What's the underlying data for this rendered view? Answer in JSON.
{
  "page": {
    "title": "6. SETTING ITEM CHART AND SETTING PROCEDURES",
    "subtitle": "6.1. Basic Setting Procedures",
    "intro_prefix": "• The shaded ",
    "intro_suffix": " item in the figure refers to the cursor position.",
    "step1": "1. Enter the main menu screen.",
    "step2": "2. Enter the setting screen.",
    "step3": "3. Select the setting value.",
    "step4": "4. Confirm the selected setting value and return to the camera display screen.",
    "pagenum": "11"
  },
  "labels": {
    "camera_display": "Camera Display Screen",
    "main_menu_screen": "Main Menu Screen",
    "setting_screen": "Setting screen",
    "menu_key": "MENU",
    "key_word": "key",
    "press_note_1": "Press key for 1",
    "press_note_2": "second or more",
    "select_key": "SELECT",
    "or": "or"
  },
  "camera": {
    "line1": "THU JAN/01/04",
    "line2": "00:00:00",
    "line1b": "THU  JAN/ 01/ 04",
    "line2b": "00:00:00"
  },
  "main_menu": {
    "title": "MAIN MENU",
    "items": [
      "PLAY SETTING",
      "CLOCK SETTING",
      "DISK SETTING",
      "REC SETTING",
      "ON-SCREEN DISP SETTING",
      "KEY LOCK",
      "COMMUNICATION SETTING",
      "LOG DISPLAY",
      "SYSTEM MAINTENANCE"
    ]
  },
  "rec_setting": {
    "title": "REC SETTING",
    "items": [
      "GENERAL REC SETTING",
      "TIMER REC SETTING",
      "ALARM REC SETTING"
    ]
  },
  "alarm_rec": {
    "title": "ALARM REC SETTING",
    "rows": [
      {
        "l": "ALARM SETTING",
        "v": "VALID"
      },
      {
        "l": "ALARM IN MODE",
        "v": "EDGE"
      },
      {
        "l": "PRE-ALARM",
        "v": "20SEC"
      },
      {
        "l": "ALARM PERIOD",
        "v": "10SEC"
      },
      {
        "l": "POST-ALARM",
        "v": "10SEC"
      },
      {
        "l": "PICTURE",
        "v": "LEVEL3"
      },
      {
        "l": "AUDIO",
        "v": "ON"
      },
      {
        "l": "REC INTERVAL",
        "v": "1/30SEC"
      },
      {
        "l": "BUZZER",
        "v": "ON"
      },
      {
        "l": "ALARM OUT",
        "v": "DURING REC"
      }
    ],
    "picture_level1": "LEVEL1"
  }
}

== == ==

Exercise prompt –
Write out the material exactly as given.

Task solution –
What's the underlying data for this rendered view? Answer in JSON.
{
  "page": {
    "title": "6. SETTING ITEM CHART AND SETTING PROCEDURES",
    "subtitle": "6.1. Basic Setting Procedures",
    "intro_prefix": "• The shaded ",
    "intro_suffix": " item in the figure refers to the cursor position.",
    "step1": "1. Enter the main menu screen.",
    "step2": "2. Enter the setting screen.",
    "step3": "3. Select the setting value.",
    "step4": "4. Confirm the selected setting value and return to the camera display screen.",
    "pagenum": "11"
  },
  "labels": {
    "camera_display": "Camera Display Screen",
    "main_menu_screen": "Main Menu Screen",
    "setting_screen": "Setting screen",
    "menu_key": "MENU",
    "key_word": "key",
    "press_note_1": "Press key for 1",
    "press_note_2": "second or more",
    "select_key": "SELECT",
    "or": "or"
  },
  "camera": {
    "line1": "THU JAN/01/04",
    "line2": "00:00:00",
    "line1b": "THU  JAN/ 01/ 04",
    "line2b": "00:00:00"
  },
  "main_menu": {
    "title": "MAIN MENU",
    "items": [
      "PLAY SETTING",
      "CLOCK SETTING",
      "DISK SETTING",
      "REC SETTING",
      "ON-SCREEN DISP SETTING",
      "KEY LOCK",
      "COMMUNICATION SETTING",
      "LOG DISPLAY",
      "SYSTEM MAINTENANCE"
    ]
  },
  "rec_setting": {
    "title": "REC SETTING",
    "items": [
      "GENERAL REC SETTING",
      "TIMER REC SETTING",
      "ALARM REC SETTING"
    ]
  },
  "alarm_rec": {
    "title": "ALARM REC SETTING",
    "rows": [
      {
        "l": "ALARM SETTING",
        "v": "VALID"
      },
      {
        "l": "ALARM IN MODE",
        "v": "EDGE"
      },
      {
        "l": "PRE-ALARM",
        "v": "20SEC"
      },
      {
        "l": "ALARM PERIOD",
        "v": "10SEC"
      },
      {
        "l": "POST-ALARM",
        "v": "10SEC"
      },
      {
        "l": "PICTURE",
        "v": "LEVEL3"
      },
      {
        "l": "AUDIO",
        "v": "ON"
      },
      {
        "l": "REC INTERVAL",
        "v": "1/30SEC"
      },
      {
        "l": "BUZZER",
        "v": "ON"
      },
      {
        "l": "ALARM OUT",
        "v": "DURING REC"
      }
    ],
    "picture_level1": "LEVEL1"
  }
}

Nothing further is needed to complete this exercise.